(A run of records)
(begin)
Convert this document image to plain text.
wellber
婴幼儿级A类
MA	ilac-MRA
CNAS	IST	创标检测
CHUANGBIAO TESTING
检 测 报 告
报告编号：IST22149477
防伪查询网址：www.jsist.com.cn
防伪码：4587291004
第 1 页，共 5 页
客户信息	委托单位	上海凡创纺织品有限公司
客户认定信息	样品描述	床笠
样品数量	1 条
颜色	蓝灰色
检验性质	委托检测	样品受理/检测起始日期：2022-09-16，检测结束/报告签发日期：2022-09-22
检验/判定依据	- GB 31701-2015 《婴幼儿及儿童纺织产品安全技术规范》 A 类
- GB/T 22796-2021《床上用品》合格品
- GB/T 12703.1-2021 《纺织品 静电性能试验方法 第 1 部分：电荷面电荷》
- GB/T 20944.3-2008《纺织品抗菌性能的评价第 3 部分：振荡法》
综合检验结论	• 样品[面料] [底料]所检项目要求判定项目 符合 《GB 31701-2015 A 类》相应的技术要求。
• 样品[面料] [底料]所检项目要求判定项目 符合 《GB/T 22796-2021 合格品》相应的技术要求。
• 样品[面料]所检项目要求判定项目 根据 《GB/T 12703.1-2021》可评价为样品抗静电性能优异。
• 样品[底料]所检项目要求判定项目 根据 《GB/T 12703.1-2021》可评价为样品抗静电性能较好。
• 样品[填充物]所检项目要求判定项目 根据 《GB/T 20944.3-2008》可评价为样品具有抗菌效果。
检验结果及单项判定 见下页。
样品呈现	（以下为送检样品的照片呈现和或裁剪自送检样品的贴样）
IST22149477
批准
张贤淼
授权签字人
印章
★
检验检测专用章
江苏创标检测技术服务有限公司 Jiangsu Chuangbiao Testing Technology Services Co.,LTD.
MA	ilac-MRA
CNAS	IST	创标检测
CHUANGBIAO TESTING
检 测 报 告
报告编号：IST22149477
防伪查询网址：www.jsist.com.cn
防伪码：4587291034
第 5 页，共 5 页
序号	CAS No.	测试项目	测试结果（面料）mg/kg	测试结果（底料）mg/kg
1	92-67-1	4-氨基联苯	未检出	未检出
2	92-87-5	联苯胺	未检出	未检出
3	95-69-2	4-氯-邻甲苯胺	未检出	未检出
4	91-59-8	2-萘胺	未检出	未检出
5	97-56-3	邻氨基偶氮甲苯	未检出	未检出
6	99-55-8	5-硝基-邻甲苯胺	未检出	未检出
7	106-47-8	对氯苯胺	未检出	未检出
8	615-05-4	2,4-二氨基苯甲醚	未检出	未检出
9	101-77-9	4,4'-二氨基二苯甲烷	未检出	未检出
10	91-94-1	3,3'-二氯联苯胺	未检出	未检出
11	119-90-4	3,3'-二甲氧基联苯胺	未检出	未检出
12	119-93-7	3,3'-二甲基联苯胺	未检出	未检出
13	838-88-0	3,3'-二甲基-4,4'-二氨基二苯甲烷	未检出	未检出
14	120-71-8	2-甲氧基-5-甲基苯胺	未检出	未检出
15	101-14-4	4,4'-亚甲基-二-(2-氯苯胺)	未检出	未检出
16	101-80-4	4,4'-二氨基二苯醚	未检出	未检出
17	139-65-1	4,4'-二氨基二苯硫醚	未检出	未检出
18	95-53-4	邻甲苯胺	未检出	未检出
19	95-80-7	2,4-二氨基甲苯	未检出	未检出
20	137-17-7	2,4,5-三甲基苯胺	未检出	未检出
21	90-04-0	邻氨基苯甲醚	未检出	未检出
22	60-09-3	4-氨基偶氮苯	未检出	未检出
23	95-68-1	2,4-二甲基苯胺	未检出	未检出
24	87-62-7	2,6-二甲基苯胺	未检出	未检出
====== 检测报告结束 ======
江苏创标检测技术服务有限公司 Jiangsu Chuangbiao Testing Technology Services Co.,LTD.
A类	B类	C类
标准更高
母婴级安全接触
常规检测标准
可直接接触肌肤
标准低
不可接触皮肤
(end)
(begin)
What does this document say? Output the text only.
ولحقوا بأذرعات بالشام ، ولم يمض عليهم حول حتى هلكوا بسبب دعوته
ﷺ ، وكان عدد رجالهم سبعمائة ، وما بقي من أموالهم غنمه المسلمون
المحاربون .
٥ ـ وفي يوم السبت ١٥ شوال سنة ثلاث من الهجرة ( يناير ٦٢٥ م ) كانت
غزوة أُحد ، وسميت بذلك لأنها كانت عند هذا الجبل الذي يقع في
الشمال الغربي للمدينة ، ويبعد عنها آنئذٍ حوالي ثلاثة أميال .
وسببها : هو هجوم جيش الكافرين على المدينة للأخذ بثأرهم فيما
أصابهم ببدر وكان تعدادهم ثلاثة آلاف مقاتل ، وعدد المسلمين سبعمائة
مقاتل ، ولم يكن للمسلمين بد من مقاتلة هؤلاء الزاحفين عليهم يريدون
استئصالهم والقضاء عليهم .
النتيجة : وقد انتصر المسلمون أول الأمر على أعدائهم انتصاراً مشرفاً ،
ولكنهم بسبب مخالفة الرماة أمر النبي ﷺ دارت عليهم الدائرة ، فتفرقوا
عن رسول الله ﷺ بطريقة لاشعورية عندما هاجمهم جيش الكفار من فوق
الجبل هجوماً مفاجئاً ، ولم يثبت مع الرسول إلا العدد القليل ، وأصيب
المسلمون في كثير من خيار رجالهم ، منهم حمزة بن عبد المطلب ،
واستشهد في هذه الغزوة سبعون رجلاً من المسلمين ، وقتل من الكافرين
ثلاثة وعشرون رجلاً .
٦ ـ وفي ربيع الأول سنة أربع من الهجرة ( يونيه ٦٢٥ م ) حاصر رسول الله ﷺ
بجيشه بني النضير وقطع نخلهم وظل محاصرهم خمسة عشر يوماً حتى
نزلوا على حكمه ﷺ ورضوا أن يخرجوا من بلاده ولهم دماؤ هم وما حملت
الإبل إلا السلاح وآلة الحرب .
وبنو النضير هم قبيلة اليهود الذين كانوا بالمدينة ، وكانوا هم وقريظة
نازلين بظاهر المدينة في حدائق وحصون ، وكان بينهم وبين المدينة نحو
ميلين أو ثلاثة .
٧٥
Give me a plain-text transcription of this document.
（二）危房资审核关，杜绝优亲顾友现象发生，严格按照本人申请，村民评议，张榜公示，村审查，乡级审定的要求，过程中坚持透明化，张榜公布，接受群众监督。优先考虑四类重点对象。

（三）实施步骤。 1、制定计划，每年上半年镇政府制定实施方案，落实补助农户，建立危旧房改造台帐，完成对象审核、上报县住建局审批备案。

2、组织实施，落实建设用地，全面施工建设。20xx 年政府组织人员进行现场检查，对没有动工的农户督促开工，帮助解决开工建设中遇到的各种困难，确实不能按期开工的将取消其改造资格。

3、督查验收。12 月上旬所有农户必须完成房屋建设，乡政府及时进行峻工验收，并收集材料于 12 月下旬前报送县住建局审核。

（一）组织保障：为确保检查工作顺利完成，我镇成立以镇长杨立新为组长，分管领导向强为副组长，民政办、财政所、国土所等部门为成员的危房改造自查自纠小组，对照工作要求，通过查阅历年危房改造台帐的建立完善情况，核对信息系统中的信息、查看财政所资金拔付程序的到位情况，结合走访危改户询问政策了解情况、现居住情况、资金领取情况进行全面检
(end)
(begin)
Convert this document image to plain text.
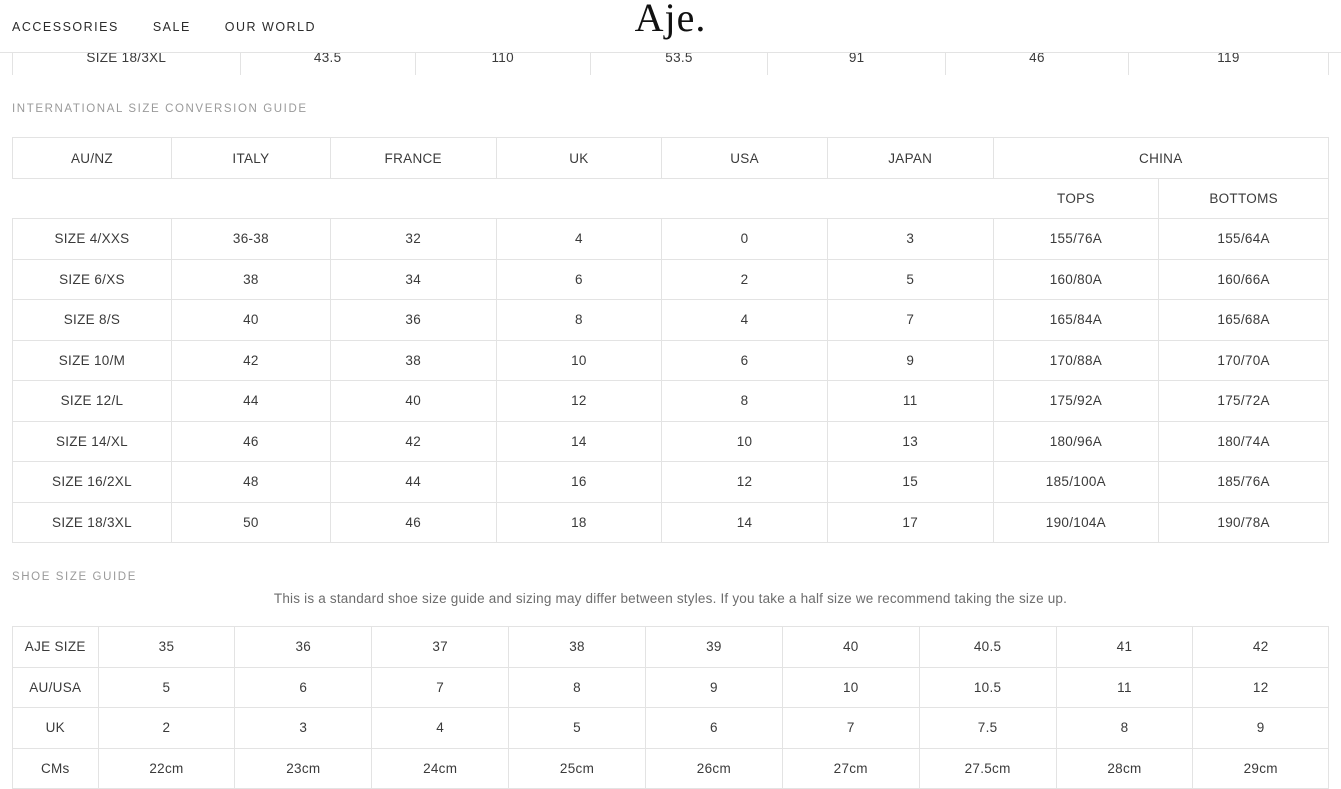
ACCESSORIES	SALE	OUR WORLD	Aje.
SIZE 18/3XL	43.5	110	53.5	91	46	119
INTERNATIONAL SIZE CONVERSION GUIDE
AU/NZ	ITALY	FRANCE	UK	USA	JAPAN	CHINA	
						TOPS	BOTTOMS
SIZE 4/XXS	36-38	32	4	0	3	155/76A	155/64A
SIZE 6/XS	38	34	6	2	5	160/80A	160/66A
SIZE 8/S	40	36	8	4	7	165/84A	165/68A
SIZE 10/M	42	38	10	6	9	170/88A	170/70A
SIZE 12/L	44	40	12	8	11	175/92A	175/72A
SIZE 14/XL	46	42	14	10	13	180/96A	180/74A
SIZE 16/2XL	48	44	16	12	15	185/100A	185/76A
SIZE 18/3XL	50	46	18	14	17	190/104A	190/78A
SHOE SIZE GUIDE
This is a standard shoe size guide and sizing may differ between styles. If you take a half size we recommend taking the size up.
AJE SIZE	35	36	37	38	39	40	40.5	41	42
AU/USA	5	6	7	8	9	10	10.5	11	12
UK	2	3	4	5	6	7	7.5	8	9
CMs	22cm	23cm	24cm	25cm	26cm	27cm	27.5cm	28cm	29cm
(end)
§ What to do
Take each line containing the string "邻甲苯胺" and copy it out.

§ Expected answer
3	95-69-2	4-氯-邻甲苯胺	未检出	未检出
6	99-55-8	5-硝基-邻甲苯胺	未检出	未检出
18	95-53-4	邻甲苯胺	未检出	未检出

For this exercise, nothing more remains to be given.